Selected text.
= = = =

When the central government hoped to squeeze further growth spurts from exports by holding its currency from appreciating too fast and offering more subsidies to the exporters, it also found that the country's cheap labor – its trump card – had become not as cheap as before.
Economists said China has arrived at its "Lewis turning point," a period in development when an economy shifts from a labor surplus to a labor shortage and wages start to rise faster, and now it will have to turn to increased efficiency and productivity for further growth.
"We are now paid 50 yuan ($7) a day, but we think 60 yuan ($8.80) is a fair level for us," Zhao told his men. "An ordinary brick-layer at my hometown can already earn 60 yuan for a day's work."
In 2004, when he first came to Beijing for some odd jobs, Zhao said he could only expect 25 yuan ($3.65) a day.
"The (Lewis) turning point is coming. And the increasing labor shortage and the rising workers' pay will eventually push China to recast its industrial structure," said Cai Fang, head of the Institute of Population and Labor Economics with the Chinese Academy of Social Sciences.

= = = =

(Excerpts from a layout annotation set)
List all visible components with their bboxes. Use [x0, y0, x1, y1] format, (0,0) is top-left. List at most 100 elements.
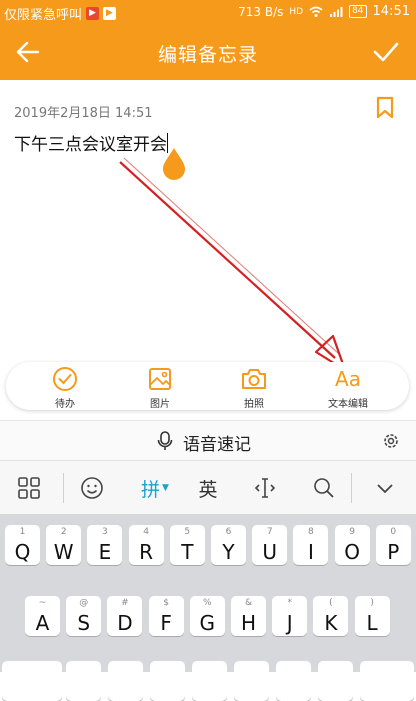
key-label: W — [53, 540, 74, 564]
bottom-key[interactable] — [360, 661, 414, 701]
key-secondary-label: % — [203, 598, 212, 608]
battery-icon: 84 — [349, 5, 367, 18]
key-p[interactable]: 0P — [375, 525, 411, 565]
pinyin-mode-button[interactable]: 拼 ▼ — [135, 475, 175, 501]
note-date: 2019年2月18日 14:51 — [14, 106, 153, 121]
emoji-button[interactable] — [79, 475, 105, 501]
keyboard-toolbar: 拼 ▼ 英 — [0, 460, 416, 515]
todo-button[interactable]: 待办 — [20, 366, 110, 410]
key-secondary-label: * — [287, 598, 292, 608]
key-label: Y — [222, 540, 235, 564]
hd-icon: HD — [289, 6, 304, 17]
key-secondary-label: $ — [163, 598, 169, 608]
english-mode-button[interactable]: 英 — [194, 475, 222, 501]
key-d[interactable]: # D — [107, 596, 143, 636]
bottom-key[interactable] — [108, 661, 143, 701]
keyboard-keys: 1Q2W3E4R5T6Y7U8I9O0P ~ A @ S # D $ F% G & H * J(K) L — [0, 514, 416, 701]
key-r[interactable]: 4R — [128, 525, 164, 565]
key-label: H — [240, 611, 257, 635]
key-secondary-label: 4 — [143, 527, 149, 537]
key-secondary-label: ) — [370, 598, 374, 608]
carrier-text: 仅限紧急呼叫 — [4, 8, 83, 23]
key-a[interactable]: ~ A — [25, 596, 60, 636]
key-f[interactable]: $ F — [148, 596, 184, 636]
dropdown-arrow-icon: ▼ — [162, 483, 169, 493]
key-label: G — [199, 611, 216, 635]
key-label: L — [366, 611, 378, 635]
key-t[interactable]: 5T — [169, 525, 205, 565]
text-format-button[interactable]: Aa 文本编辑 — [303, 366, 393, 410]
voice-memo-bar[interactable]: 语音速记 — [0, 420, 416, 461]
key-label: O — [344, 540, 360, 564]
camera-label: 拍照 — [244, 399, 264, 410]
notification-app-icon: ▶ — [86, 7, 100, 20]
key-secondary-label: ( — [329, 598, 333, 608]
bottom-key[interactable] — [276, 661, 311, 701]
bottom-key[interactable] — [192, 661, 227, 701]
bottom-key[interactable] — [150, 661, 185, 701]
key-secondary-label: ~ — [38, 598, 47, 608]
page-title: 编辑备忘录 — [157, 44, 258, 66]
network-speed: 713 B/s — [238, 4, 284, 19]
key-o[interactable]: 9O — [334, 525, 370, 565]
key-s[interactable]: @ S — [66, 596, 102, 636]
image-label: 图片 — [150, 399, 170, 410]
key-secondary-label: # — [121, 598, 129, 608]
key-label: I — [307, 540, 314, 564]
cursor-move-button[interactable] — [252, 475, 278, 501]
camera-button[interactable]: 拍照 — [209, 366, 299, 410]
key-label: R — [139, 540, 154, 564]
text-format-icon: Aa — [335, 367, 361, 391]
chevron-down-icon — [377, 484, 393, 494]
grid-menu-icon[interactable] — [16, 475, 42, 501]
key-label: D — [117, 611, 133, 635]
key-secondary-label: 8 — [308, 527, 314, 537]
note-toolbar: 待办 图片 拍照 Aa 文本编辑 — [6, 362, 409, 410]
bookmark-icon[interactable] — [375, 96, 395, 120]
app-bar: 编辑备忘录 — [0, 24, 416, 80]
note-content[interactable]: 下午三点会议室开会 — [14, 130, 168, 155]
key-label: K — [324, 611, 338, 635]
hide-keyboard-button[interactable] — [372, 475, 398, 501]
key-h[interactable]: & H — [231, 596, 266, 636]
image-button[interactable]: 图片 — [115, 366, 205, 410]
bottom-key[interactable] — [2, 661, 62, 701]
text-format-label: 文本编辑 — [328, 399, 368, 410]
status-bar: 仅限紧急呼叫 ▶ ▶ 713 B/s HD 84 14:51 — [0, 0, 416, 24]
key-g[interactable]: % G — [189, 596, 225, 636]
key-i[interactable]: 8I — [293, 525, 329, 565]
voice-memo-label: 语音速记 — [183, 435, 251, 455]
key-secondary-label: 3 — [102, 527, 108, 537]
key-secondary-label: 6 — [225, 527, 232, 537]
note-content-text: 下午三点会议室开会 — [14, 135, 167, 155]
gear-icon[interactable] — [382, 432, 400, 450]
search-button[interactable] — [311, 475, 337, 501]
toolbar-divider — [63, 473, 64, 503]
todo-label: 待办 — [55, 399, 75, 410]
key-secondary-label: & — [244, 598, 253, 608]
key-secondary-label: 7 — [266, 527, 273, 537]
key-label: A — [35, 611, 50, 635]
key-k[interactable]: (K — [313, 596, 349, 636]
check-icon[interactable] — [372, 38, 400, 66]
bottom-key[interactable] — [234, 661, 269, 701]
cursor-handle[interactable] — [161, 146, 187, 180]
key-j[interactable]: * J — [272, 596, 308, 636]
bottom-key[interactable] — [318, 661, 353, 701]
emoji-icon — [81, 477, 103, 499]
checkbox-icon — [53, 367, 77, 391]
wifi-icon — [309, 6, 323, 17]
key-y[interactable]: 6Y — [211, 525, 246, 565]
key-label: E — [98, 540, 112, 564]
key-u[interactable]: 7U — [252, 525, 288, 565]
key-l[interactable]: ) L — [354, 596, 390, 636]
key-secondary-label: 0 — [390, 527, 397, 537]
bottom-key[interactable] — [66, 661, 101, 701]
key-secondary-label: 9 — [349, 527, 355, 537]
key-q[interactable]: 1Q — [5, 525, 40, 565]
note-editor[interactable] — [0, 80, 416, 360]
key-e[interactable]: 3E — [87, 525, 123, 565]
key-w[interactable]: 2W — [46, 525, 82, 565]
key-secondary-label: 1 — [19, 527, 26, 537]
key-label: F — [160, 611, 172, 635]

= = = =

Written problem 1. Reproduce the records verbatim, from the line containing "key-label: W — [53, 540, 74, 564]" down to the line containing "dropdown-arrow-icon: ▼ — [162, 483, 169, 493]", with both of those lines included.
Written problem 2. Take the text on China's rising wages and the Lewis turning point further, starting right after its last sentence.

Task answer 1.
key-label: W — [53, 540, 74, 564]
bottom-key[interactable] — [360, 661, 414, 701]
key-secondary-label: % — [203, 598, 212, 608]
battery-icon: 84 — [349, 5, 367, 18]
key-p[interactable]: 0P — [375, 525, 411, 565]
pinyin-mode-button[interactable]: 拼 ▼ — [135, 475, 175, 501]
note-date: 2019年2月18日 14:51 — [14, 106, 153, 121]
emoji-button[interactable] — [79, 475, 105, 501]
keyboard-toolbar: 拼 ▼ 英 — [0, 460, 416, 515]
todo-button[interactable]: 待办 — [20, 366, 110, 410]
key-secondary-label: * — [287, 598, 292, 608]
key-label: Y — [222, 540, 235, 564]
hd-icon: HD — [289, 6, 304, 17]
key-secondary-label: $ — [163, 598, 169, 608]
english-mode-button[interactable]: 英 — [194, 475, 222, 501]
key-d[interactable]: # D — [107, 596, 143, 636]
bottom-key[interactable] — [108, 661, 143, 701]
keyboard-keys: 1Q2W3E4R5T6Y7U8I9O0P ~ A @ S # D $ F% G & H * J(K) L — [0, 514, 416, 701]
key-r[interactable]: 4R — [128, 525, 164, 565]
key-label: H — [240, 611, 257, 635]
key-secondary-label: 4 — [143, 527, 149, 537]
key-secondary-label: ) — [370, 598, 374, 608]
carrier-text: 仅限紧急呼叫 — [4, 8, 83, 23]
key-a[interactable]: ~ A — [25, 596, 60, 636]
key-f[interactable]: $ F — [148, 596, 184, 636]
dropdown-arrow-icon: ▼ — [162, 483, 169, 493]

Task answer 2.
Beijing responding
Cai said the size of China's labor supply will peak at 2015 and after that, China's labor force between the ages of 16 to 64 will start to decline.
The central government is hearing the alarm and promising to raise workers' incomes, which usually make up less than 10 percent of a typical Chinese firm's operating cost, compared with about 50 per-cent in developed countries.
"Workers' incomes have been held at a relatively small portion of the (wealth) distribution and have resulted in an overly wide income difference among social groups … which, if allowed to continue, will become a grave problem endangering the economic growth and social stability," said Chinese Premier Wen Jiabao in his signed article carried in Qiushi, or Seeking Truth, the flagship magazine of China's Communist Party.
The rare success last week of 1,900 workers at a Honda Motor Co plant in Guangdong Province who struck for two weeks and won a 35 percent pay raise last Friday is a telling event signaling the central government has changed its stance on the issue of workers' welfares, analysts said.
"We might not be able to say that the government is orchestrating or aiding the workers' action, but Beijing has at least actively responded to the workers' demand in the course of the events," said Guotai Junan Securities economist Wang Hu.
Over the past three decades, extremely few, if any, Chinese workers have succeeded in their confrontations with management because the central and local governments were eager to woo foreign investment.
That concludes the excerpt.